§ Written task:
Each line below should be retyped exactly, with no pictures.
* * * * * * *
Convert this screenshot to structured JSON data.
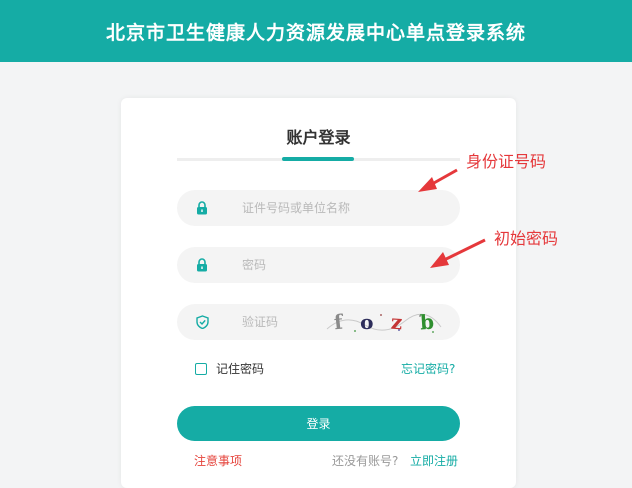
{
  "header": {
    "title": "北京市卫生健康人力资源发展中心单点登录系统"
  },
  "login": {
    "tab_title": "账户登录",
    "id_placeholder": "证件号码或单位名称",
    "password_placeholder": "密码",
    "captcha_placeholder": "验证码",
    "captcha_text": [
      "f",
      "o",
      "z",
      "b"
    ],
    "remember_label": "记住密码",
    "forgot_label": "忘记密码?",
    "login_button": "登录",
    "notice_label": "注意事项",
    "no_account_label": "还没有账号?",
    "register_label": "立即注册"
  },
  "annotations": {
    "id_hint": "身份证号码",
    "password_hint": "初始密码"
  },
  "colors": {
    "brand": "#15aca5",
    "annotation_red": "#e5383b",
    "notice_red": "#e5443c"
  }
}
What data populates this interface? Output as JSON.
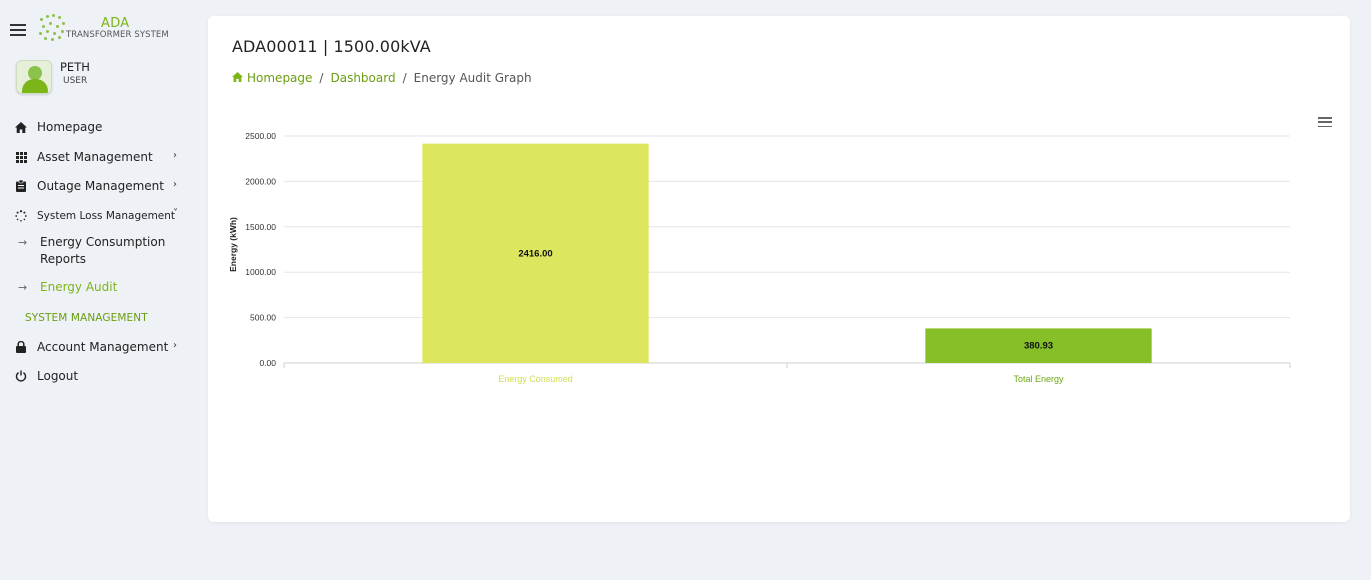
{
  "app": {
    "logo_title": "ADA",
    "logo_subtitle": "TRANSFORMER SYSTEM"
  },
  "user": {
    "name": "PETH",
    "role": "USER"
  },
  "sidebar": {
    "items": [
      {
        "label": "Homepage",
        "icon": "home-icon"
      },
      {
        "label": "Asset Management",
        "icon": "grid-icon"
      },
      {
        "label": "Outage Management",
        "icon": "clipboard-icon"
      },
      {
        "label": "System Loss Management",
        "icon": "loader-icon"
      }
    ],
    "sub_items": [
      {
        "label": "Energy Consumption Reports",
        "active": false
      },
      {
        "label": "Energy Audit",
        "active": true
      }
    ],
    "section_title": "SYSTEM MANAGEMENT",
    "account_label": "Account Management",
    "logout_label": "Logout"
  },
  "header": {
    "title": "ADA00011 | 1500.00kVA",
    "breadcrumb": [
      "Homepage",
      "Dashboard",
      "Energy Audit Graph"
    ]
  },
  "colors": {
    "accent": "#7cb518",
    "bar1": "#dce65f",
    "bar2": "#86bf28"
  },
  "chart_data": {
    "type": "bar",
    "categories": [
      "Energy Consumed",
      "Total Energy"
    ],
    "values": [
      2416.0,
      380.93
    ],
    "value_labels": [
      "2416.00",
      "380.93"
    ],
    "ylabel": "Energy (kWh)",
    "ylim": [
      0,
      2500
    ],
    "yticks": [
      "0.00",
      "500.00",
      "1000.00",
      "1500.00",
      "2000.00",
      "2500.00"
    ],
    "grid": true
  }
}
* * * * * * *
§ Solution for this task:
Convert this screenshot to structured JSON data.
{
  "header": {
    "title": "北京市卫生健康人力资源发展中心单点登录系统"
  },
  "login": {
    "tab_title": "账户登录",
    "id_placeholder": "证件号码或单位名称",
    "password_placeholder": "密码",
    "captcha_placeholder": "验证码",
    "captcha_text": [
      "f",
      "o",
      "z",
      "b"
    ],
    "remember_label": "记住密码",
    "forgot_label": "忘记密码?",
    "login_button": "登录",
    "notice_label": "注意事项",
    "no_account_label": "还没有账号?",
    "register_label": "立即注册"
  },
  "annotations": {
    "id_hint": "身份证号码",
    "password_hint": "初始密码"
  },
  "colors": {
    "brand": "#15aca5",
    "annotation_red": "#e5383b",
    "notice_red": "#e5443c"
  }
}
What data populates this interface? Output as JSON.
{
  "app": {
    "logo_title": "ADA",
    "logo_subtitle": "TRANSFORMER SYSTEM"
  },
  "user": {
    "name": "PETH",
    "role": "USER"
  },
  "sidebar": {
    "items": [
      {
        "label": "Homepage",
        "icon": "home-icon"
      },
      {
        "label": "Asset Management",
        "icon": "grid-icon"
      },
      {
        "label": "Outage Management",
        "icon": "clipboard-icon"
      },
      {
        "label": "System Loss Management",
        "icon": "loader-icon"
      }
    ],
    "sub_items": [
      {
        "label": "Energy Consumption Reports",
        "active": false
      },
      {
        "label": "Energy Audit",
        "active": true
      }
    ],
    "section_title": "SYSTEM MANAGEMENT",
    "account_label": "Account Management",
    "logout_label": "Logout"
  },
  "header": {
    "title": "ADA00011 | 1500.00kVA",
    "breadcrumb": [
      "Homepage",
      "Dashboard",
      "Energy Audit Graph"
    ]
  },
  "colors": {
    "accent": "#7cb518",
    "bar1": "#dce65f",
    "bar2": "#86bf28"
  },
  "chart_data": {
    "type": "bar",
    "categories": [
      "Energy Consumed",
      "Total Energy"
    ],
    "values": [
      2416.0,
      380.93
    ],
    "value_labels": [
      "2416.00",
      "380.93"
    ],
    "ylabel": "Energy (kWh)",
    "ylim": [
      0,
      2500
    ],
    "yticks": [
      "0.00",
      "500.00",
      "1000.00",
      "1500.00",
      "2000.00",
      "2500.00"
    ],
    "grid": true
  }
}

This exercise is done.